[WHAT NEEDS TO BE DONE] Reproduce every entry below precisely. Pictures are excluded from the copy.

[DATA TO PROCESS]
· · · · ·

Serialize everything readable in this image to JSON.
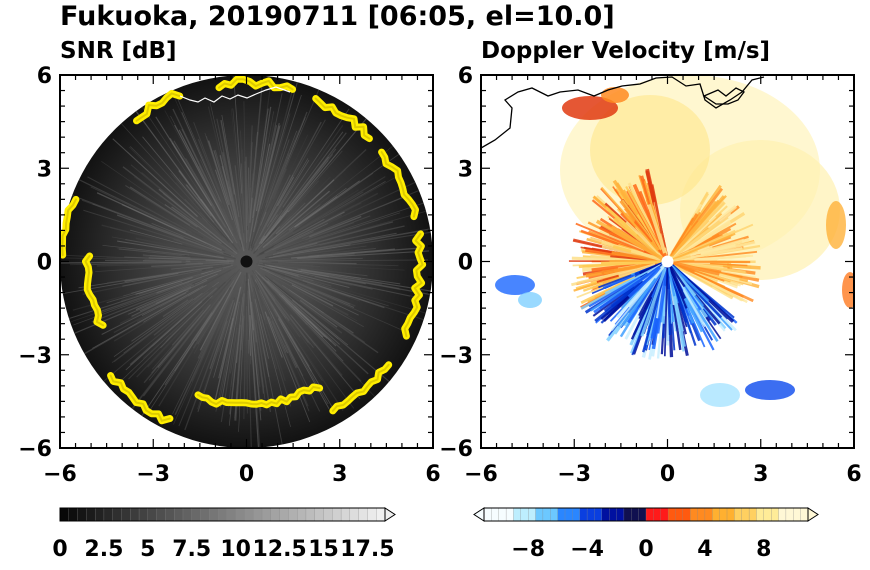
{
  "figure": {
    "title": "Fukuoka, 20190711 [06:05, el=10.0]"
  },
  "chart_data": [
    {
      "type": "heatmap",
      "title": "SNR [dB]",
      "xlim": [
        -6,
        6
      ],
      "ylim": [
        -6,
        6
      ],
      "xticks": [
        -6,
        -3,
        0,
        3,
        6
      ],
      "yticks": [
        -6,
        -3,
        0,
        3,
        6
      ],
      "xtick_labels": [
        "−6",
        "−3",
        "0",
        "3",
        "6"
      ],
      "ytick_labels": [
        "−6",
        "−3",
        "0",
        "3",
        "6"
      ],
      "range_radius": 6,
      "colorbar": {
        "min": 0,
        "max": 18.5,
        "step": 0.5,
        "extend": "max",
        "ticks": [
          0,
          2.5,
          5,
          7.5,
          10,
          12.5,
          15,
          17.5
        ],
        "tick_labels": [
          "0",
          "2.5",
          "5",
          "7.5",
          "10",
          "12.5",
          "15",
          "17.5"
        ]
      }
    },
    {
      "type": "heatmap",
      "title": "Doppler Velocity [m/s]",
      "xlim": [
        -6,
        6
      ],
      "ylim": [
        -6,
        6
      ],
      "xticks": [
        -6,
        -3,
        0,
        3,
        6
      ],
      "yticks": [
        -6,
        -3,
        0,
        3,
        6
      ],
      "xtick_labels": [
        "−6",
        "−3",
        "0",
        "3",
        "6"
      ],
      "ytick_labels": [
        "−6",
        "−3",
        "0",
        "3",
        "6"
      ],
      "colorbar": {
        "min": -11,
        "max": 11,
        "extend": "both",
        "ticks": [
          -8,
          -4,
          0,
          4,
          8
        ],
        "tick_labels": [
          "−8",
          "−4",
          "0",
          "4",
          "8"
        ]
      }
    }
  ],
  "colors": {
    "echo_yellow": "#ffee00",
    "snr_dark": "#1a1a1a",
    "coast": "#000000"
  }
}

· · · · ·

[TASK ANSWER]
Serialize everything readable in this image to JSON.
{
  "figure": {
    "title": "Fukuoka, 20190711 [06:05, el=10.0]"
  },
  "chart_data": [
    {
      "type": "heatmap",
      "title": "SNR [dB]",
      "xlim": [
        -6,
        6
      ],
      "ylim": [
        -6,
        6
      ],
      "xticks": [
        -6,
        -3,
        0,
        3,
        6
      ],
      "yticks": [
        -6,
        -3,
        0,
        3,
        6
      ],
      "xtick_labels": [
        "−6",
        "−3",
        "0",
        "3",
        "6"
      ],
      "ytick_labels": [
        "−6",
        "−3",
        "0",
        "3",
        "6"
      ],
      "range_radius": 6,
      "colorbar": {
        "min": 0,
        "max": 18.5,
        "step": 0.5,
        "extend": "max",
        "ticks": [
          0,
          2.5,
          5,
          7.5,
          10,
          12.5,
          15,
          17.5
        ],
        "tick_labels": [
          "0",
          "2.5",
          "5",
          "7.5",
          "10",
          "12.5",
          "15",
          "17.5"
        ]
      }
    },
    {
      "type": "heatmap",
      "title": "Doppler Velocity [m/s]",
      "xlim": [
        -6,
        6
      ],
      "ylim": [
        -6,
        6
      ],
      "xticks": [
        -6,
        -3,
        0,
        3,
        6
      ],
      "yticks": [
        -6,
        -3,
        0,
        3,
        6
      ],
      "xtick_labels": [
        "−6",
        "−3",
        "0",
        "3",
        "6"
      ],
      "ytick_labels": [
        "−6",
        "−3",
        "0",
        "3",
        "6"
      ],
      "colorbar": {
        "min": -11,
        "max": 11,
        "extend": "both",
        "ticks": [
          -8,
          -4,
          0,
          4,
          8
        ],
        "tick_labels": [
          "−8",
          "−4",
          "0",
          "4",
          "8"
        ]
      }
    }
  ],
  "colors": {
    "echo_yellow": "#ffee00",
    "snr_dark": "#1a1a1a",
    "coast": "#000000"
  }
}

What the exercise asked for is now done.